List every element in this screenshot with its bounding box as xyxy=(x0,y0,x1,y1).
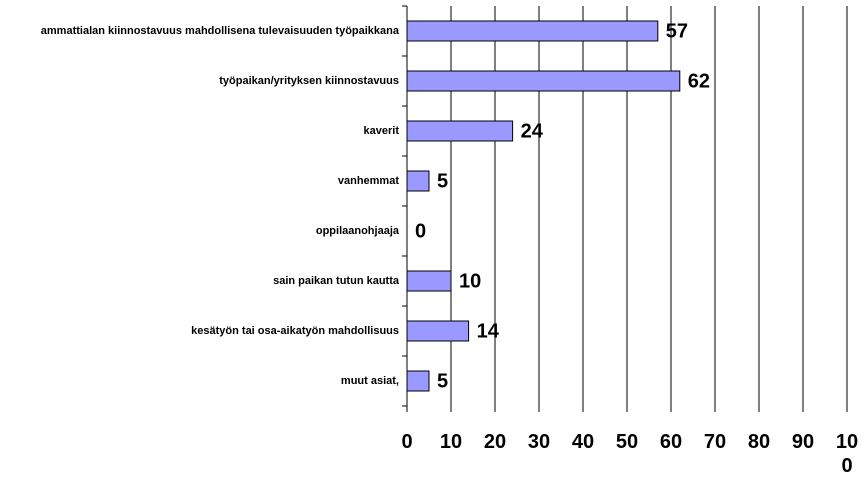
category-text: kaverit xyxy=(363,125,399,137)
x-tick-label: 80 xyxy=(747,431,771,453)
value-label: 5 xyxy=(437,170,448,192)
category-label: vanhemmat xyxy=(0,161,399,201)
category-text: sain paikan tutun kautta xyxy=(273,275,399,287)
value-label: 57 xyxy=(666,20,688,42)
value-label: 14 xyxy=(477,320,500,342)
x-tick-label: 10 xyxy=(439,431,463,453)
value-label: 24 xyxy=(521,120,544,142)
bar xyxy=(406,370,430,392)
category-text: muut asiat, xyxy=(340,375,399,387)
value-label: 0 xyxy=(415,220,426,242)
category-label: muut asiat, xyxy=(0,361,399,401)
category-label: kesätyön tai osa-aikatyön mahdollisuus xyxy=(0,311,399,351)
x-tick-label: 0 xyxy=(401,431,413,453)
category-text: työpaikan/yrityksen kiinnostavuus xyxy=(219,75,399,87)
category-text: kesätyön tai osa-aikatyön mahdollisuus xyxy=(191,325,399,337)
category-label: kaverit xyxy=(0,111,399,151)
category-text: ammattialan kiinnostavuus mahdollisena t… xyxy=(40,25,399,37)
x-tick-label: 50 xyxy=(615,431,639,453)
bar xyxy=(406,270,452,292)
bar xyxy=(406,320,470,342)
category-text: oppilaanohjaaja xyxy=(315,225,399,237)
category-label: sain paikan tutun kautta xyxy=(0,261,399,301)
bar xyxy=(406,20,659,42)
category-label: ammattialan kiinnostavuus mahdollisena t… xyxy=(0,11,399,51)
x-tick-label: 40 xyxy=(571,431,595,453)
x-tick-label: 30 xyxy=(527,431,551,453)
x-tick-label: 20 xyxy=(483,431,507,453)
x-tick-label: 70 xyxy=(703,431,727,453)
x-tick-label: 90 xyxy=(791,431,815,453)
category-label: työpaikan/yrityksen kiinnostavuus xyxy=(0,61,399,101)
value-label: 5 xyxy=(437,370,448,392)
bar xyxy=(406,120,514,142)
value-label: 62 xyxy=(688,70,710,92)
x-tick-label: 100 xyxy=(835,431,859,477)
category-text: vanhemmat xyxy=(337,175,399,187)
x-tick-label: 60 xyxy=(659,431,683,453)
value-label: 10 xyxy=(459,270,481,292)
bar xyxy=(406,70,681,92)
bar xyxy=(406,170,430,192)
category-label: oppilaanohjaaja xyxy=(0,211,399,251)
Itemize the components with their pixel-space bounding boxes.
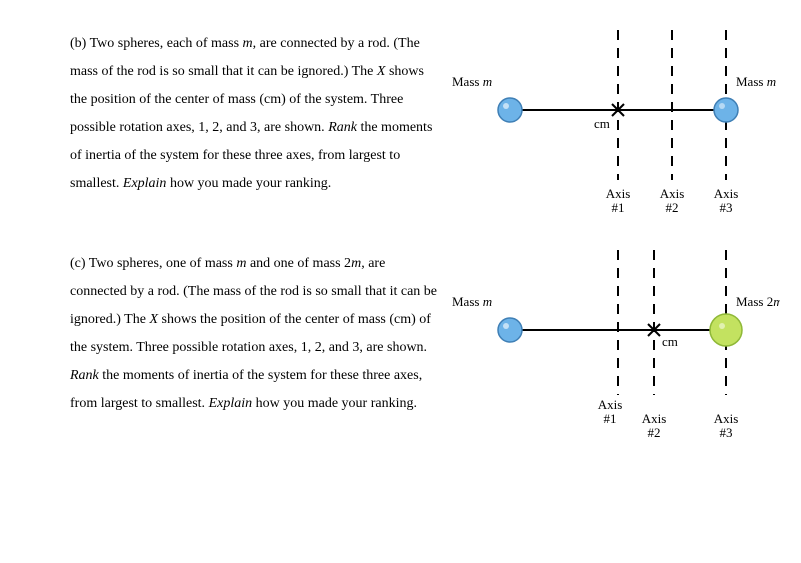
svg-text:Axis#2: Axis#2 [660,186,685,215]
svg-text:Axis#2: Axis#2 [642,411,667,440]
svg-text:Mass m: Mass m [452,294,492,309]
svg-text:Axis#3: Axis#3 [714,186,739,215]
part-c-row: (c) Two spheres, one of mass m and one o… [0,220,801,440]
part-c-text: (c) Two spheres, one of mass m and one o… [0,220,450,428]
svg-text:cm: cm [662,334,678,349]
svg-text:cm: cm [594,116,610,131]
svg-text:Axis#1: Axis#1 [606,186,631,215]
svg-text:Mass 2m: Mass 2m [736,294,780,309]
part-b-text: (b) Two spheres, each of mass m, are con… [0,0,450,208]
svg-text:Mass m: Mass m [452,74,492,89]
svg-text:Axis#1: Axis#1 [598,397,623,426]
part-b-figure: Mass m Mass m cm Axis#1 Axis#2 Axis#3 [450,0,780,220]
svg-text:Axis#3: Axis#3 [714,411,739,440]
part-c-figure: Mass m Mass 2m cm Axis#1 Axis#2 Axis#3 [450,220,780,440]
part-b-row: (b) Two spheres, each of mass m, are con… [0,0,801,220]
svg-text:Mass m: Mass m [736,74,776,89]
——————————
Recast the lines above as a Markdown table with the columns "Row" and "Text", one numbered row per line, skipping blank lines and leaving out the pictures.

| Row | Text |
|---|---|
| 1 | List every element in this screenshot with its bounding box as xyxy=(x0,y0,x1,y1). |
| 2 | category-text: kaverit xyxy=(363,125,399,137) |
| 3 | x-tick-label: 80 xyxy=(747,431,771,453) |
| 4 | value-label: 5 xyxy=(437,170,448,192) |
| 5 | category-label: vanhemmat xyxy=(0,161,399,201) |
| 6 | category-text: sain paikan tutun kautta xyxy=(273,275,399,287) |
| 7 | value-label: 57 xyxy=(666,20,688,42) |
| 8 | value-label: 14 xyxy=(477,320,500,342) |
| 9 | x-tick-label: 10 xyxy=(439,431,463,453) |
| 10 | value-label: 24 xyxy=(521,120,544,142) |
| 11 | bar xyxy=(406,370,430,392) |
| 12 | category-text: muut asiat, xyxy=(340,375,399,387) |
| 13 | value-label: 0 xyxy=(415,220,426,242) |
| 14 | category-label: muut asiat, xyxy=(0,361,399,401) |
| 15 | category-label: kesätyön tai osa-aikatyön mahdollisuus xyxy=(0,311,399,351) |
| 16 | x-tick-label: 0 xyxy=(401,431,413,453) |
| 17 | category-text: työpaikan/yrityksen kiinnostavuus xyxy=(219,75,399,87) |
| 18 | category-text: kesätyön tai osa-aikatyön mahdollisuus xyxy=(191,325,399,337) |
| 19 | category-label: kaverit xyxy=(0,111,399,151) |
| 20 | category-text: ammattialan kiinnostavuus mahdollisena t… xyxy=(40,25,399,37) |
| 21 | x-tick-label: 50 xyxy=(615,431,639,453) |
| 22 | bar xyxy=(406,270,452,292) |
| 23 | bar xyxy=(406,320,470,342) |
| 24 | category-text: oppilaanohjaaja xyxy=(315,225,399,237) |
| 25 | category-label: sain paikan tutun kautta xyxy=(0,261,399,301) |
| 26 | bar xyxy=(406,20,659,42) |
| 27 | category-label: ammattialan kiinnostavuus mahdollisena t… xyxy=(0,11,399,51) |
| 28 | x-tick-label: 40 xyxy=(571,431,595,453) |
| 29 | x-tick-label: 30 xyxy=(527,431,551,453) |
| 30 | x-tick-label: 20 xyxy=(483,431,507,453) |
| 31 | x-tick-label: 70 xyxy=(703,431,727,453) |
| 32 | x-tick-label: 90 xyxy=(791,431,815,453) |
| 33 | category-label: työpaikan/yrityksen kiinnostavuus xyxy=(0,61,399,101) |
| 34 | value-label: 5 xyxy=(437,370,448,392) |
| 35 | bar xyxy=(406,120,514,142) |
| 36 | value-label: 62 xyxy=(688,70,710,92) |
| 37 | x-tick-label: 100 xyxy=(835,431,859,477) |
| 38 | category-text: vanhemmat xyxy=(337,175,399,187) |
| 39 | x-tick-label: 60 xyxy=(659,431,683,453) |
| 40 | value-label: 10 xyxy=(459,270,481,292) |
| 41 | bar xyxy=(406,70,681,92) |
| 42 | bar xyxy=(406,170,430,192) |
| 43 | category-label: oppilaanohjaaja xyxy=(0,211,399,251) |
| 44 | Itemize the components with their pixel-space bounding boxes. |
| 45 | svg-text:Axis#2: Axis#2 [660,186,685,215] |
| 46 | svg-text:Axis#2: Axis#2 [642,411,667,440] |
| 47 | svg-text:Mass m: Mass m [452,294,492,309] |
| 48 | svg-text:Axis#3: Axis#3 [714,186,739,215] |
| 49 | part-c-row: (c) Two spheres, one of mass m and one o… [0,220,801,440] |
| 50 | part-c-text: (c) Two spheres, one of mass m and one o… [0,220,450,428] |
| 51 | svg-text:cm: cm [662,334,678,349] |
| 52 | svg-text:cm: cm [594,116,610,131] |
| 53 | svg-text:Axis#1: Axis#1 [606,186,631,215] |
| 54 | svg-text:Mass 2m: Mass 2m [736,294,780,309] |
| 55 | part-b-text: (b) Two spheres, each of mass m, are con… [0,0,450,208] |
| 56 | svg-text:Mass m: Mass m [452,74,492,89] |
| 57 | svg-text:Axis#1: Axis#1 [598,397,623,426] |
| 58 | part-b-figure: Mass m Mass m cm Axis#1 Axis#2 Axis#3 [450,0,780,220] |
| 59 | svg-text:Axis#3: Axis#3 [714,411,739,440] |
| 60 | part-c-figure: Mass m Mass 2m cm Axis#1 Axis#2 Axis#3 [450,220,780,440] |
| 61 | part-b-row: (b) Two spheres, each of mass m, are con… [0,0,801,220] |
| 62 | svg-text:Mass m: Mass m [736,74,776,89] |